Data entries:
━━━━━━━━━━━━━━━━━━━━
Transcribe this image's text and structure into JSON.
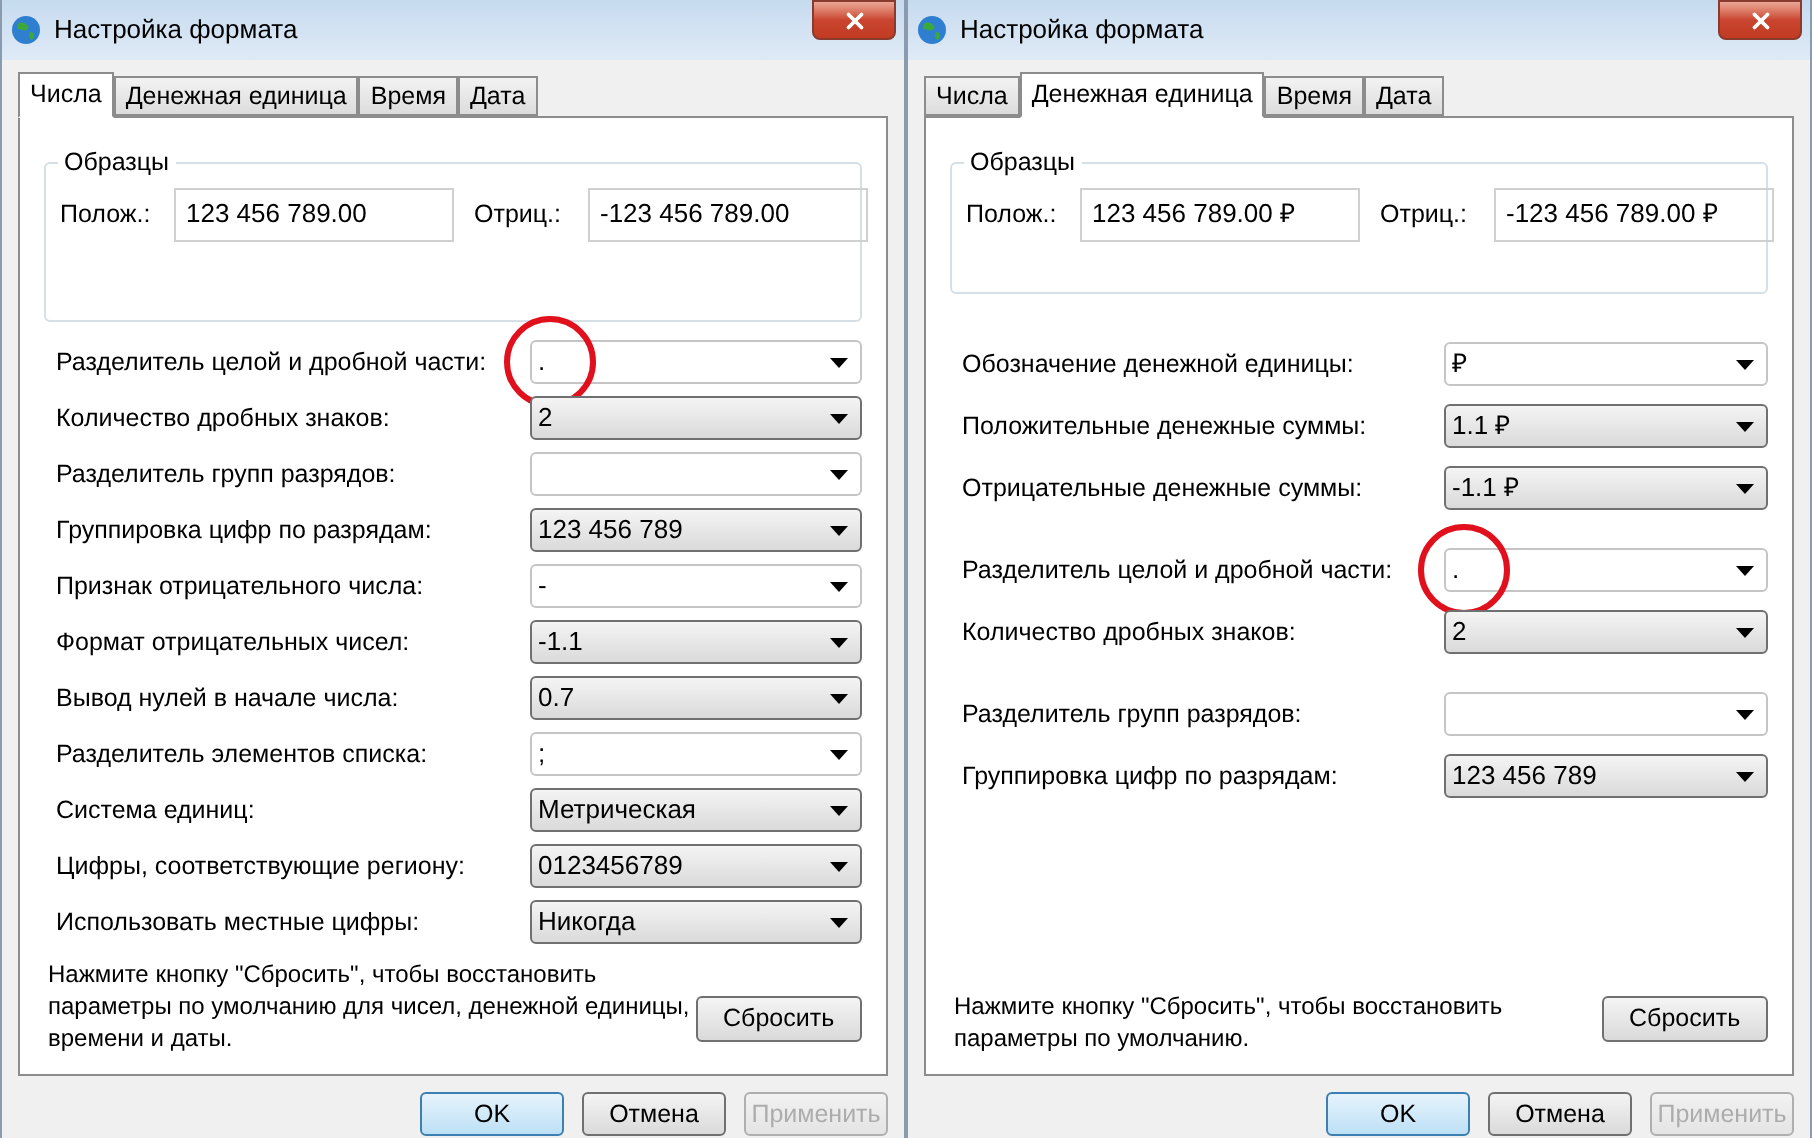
{
  "dialogs": [
    {
      "title": "Настройка формата",
      "tabs": [
        {
          "label": "Числа",
          "selected": true
        },
        {
          "label": "Денежная единица",
          "selected": false
        },
        {
          "label": "Время",
          "selected": false
        },
        {
          "label": "Дата",
          "selected": false
        }
      ],
      "samples": {
        "title": "Образцы",
        "fields": [
          {
            "label": "Полож.:",
            "value": "123 456 789.00"
          },
          {
            "label": "Отриц.:",
            "value": "-123 456 789.00"
          }
        ]
      },
      "setting_groups": [
        {
          "rows": [
            {
              "label": "Разделитель целой и дробной части:",
              "value": ".",
              "kind": "editable",
              "circled": true
            },
            {
              "label": "Количество дробных знаков:",
              "value": "2",
              "kind": "combo",
              "circled": false
            },
            {
              "label": "Разделитель групп разрядов:",
              "value": "",
              "kind": "editable",
              "circled": false
            },
            {
              "label": "Группировка цифр по разрядам:",
              "value": "123 456 789",
              "kind": "combo",
              "circled": false
            },
            {
              "label": "Признак отрицательного числа:",
              "value": "-",
              "kind": "editable",
              "circled": false
            },
            {
              "label": "Формат отрицательных чисел:",
              "value": "-1.1",
              "kind": "combo",
              "circled": false
            },
            {
              "label": "Вывод нулей в начале числа:",
              "value": "0.7",
              "kind": "combo",
              "circled": false
            },
            {
              "label": "Разделитель элементов списка:",
              "value": ";",
              "kind": "editable",
              "circled": false
            },
            {
              "label": "Система единиц:",
              "value": "Метрическая",
              "kind": "combo",
              "circled": false
            },
            {
              "label": "Цифры, соответствующие региону:",
              "value": "0123456789",
              "kind": "combo",
              "circled": false
            },
            {
              "label": "Использовать местные цифры:",
              "value": "Никогда",
              "kind": "combo",
              "circled": false
            }
          ]
        }
      ],
      "note": "Нажмите кнопку \"Сбросить\", чтобы восстановить параметры по умолчанию для чисел, денежной единицы, времени и даты.",
      "reset_button": "Сбросить",
      "buttons": [
        {
          "label": "OK",
          "default": true,
          "disabled": false
        },
        {
          "label": "Отмена",
          "default": false,
          "disabled": false
        },
        {
          "label": "Применить",
          "default": false,
          "disabled": true
        }
      ]
    },
    {
      "title": "Настройка формата",
      "tabs": [
        {
          "label": "Числа",
          "selected": false
        },
        {
          "label": "Денежная единица",
          "selected": true
        },
        {
          "label": "Время",
          "selected": false
        },
        {
          "label": "Дата",
          "selected": false
        }
      ],
      "samples": {
        "title": "Образцы",
        "fields": [
          {
            "label": "Полож.:",
            "value": "123 456 789.00 ₽"
          },
          {
            "label": "Отриц.:",
            "value": "-123 456 789.00 ₽"
          }
        ]
      },
      "setting_groups": [
        {
          "rows": [
            {
              "label": "Обозначение денежной единицы:",
              "value": "₽",
              "kind": "editable",
              "circled": false
            },
            {
              "label": "Положительные денежные суммы:",
              "value": "1.1 ₽",
              "kind": "combo",
              "circled": false
            },
            {
              "label": "Отрицательные денежные суммы:",
              "value": "-1.1 ₽",
              "kind": "combo",
              "circled": false
            }
          ]
        },
        {
          "rows": [
            {
              "label": "Разделитель целой и дробной части:",
              "value": ".",
              "kind": "editable",
              "circled": true
            },
            {
              "label": "Количество дробных знаков:",
              "value": "2",
              "kind": "combo",
              "circled": false
            }
          ]
        },
        {
          "rows": [
            {
              "label": "Разделитель групп разрядов:",
              "value": "",
              "kind": "editable",
              "circled": false
            },
            {
              "label": "Группировка цифр по разрядам:",
              "value": "123 456 789",
              "kind": "combo",
              "circled": false
            }
          ]
        }
      ],
      "note": "Нажмите кнопку \"Сбросить\", чтобы восстановить параметры по умолчанию.",
      "reset_button": "Сбросить",
      "buttons": [
        {
          "label": "OK",
          "default": true,
          "disabled": false
        },
        {
          "label": "Отмена",
          "default": false,
          "disabled": false
        },
        {
          "label": "Применить",
          "default": false,
          "disabled": true
        }
      ]
    }
  ]
}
━━━━━━━━━━━━━━━━━━━━
== What is required ==
From the data, pick out every line that includes "восстановить".

== Expected answer ==
      "note": "Нажмите кнопку \"Сбросить\", чтобы восстановить параметры по умолчанию для чисел, денежной единицы, времени и даты.",
      "note": "Нажмите кнопку \"Сбросить\", чтобы восстановить параметры по умолчанию.",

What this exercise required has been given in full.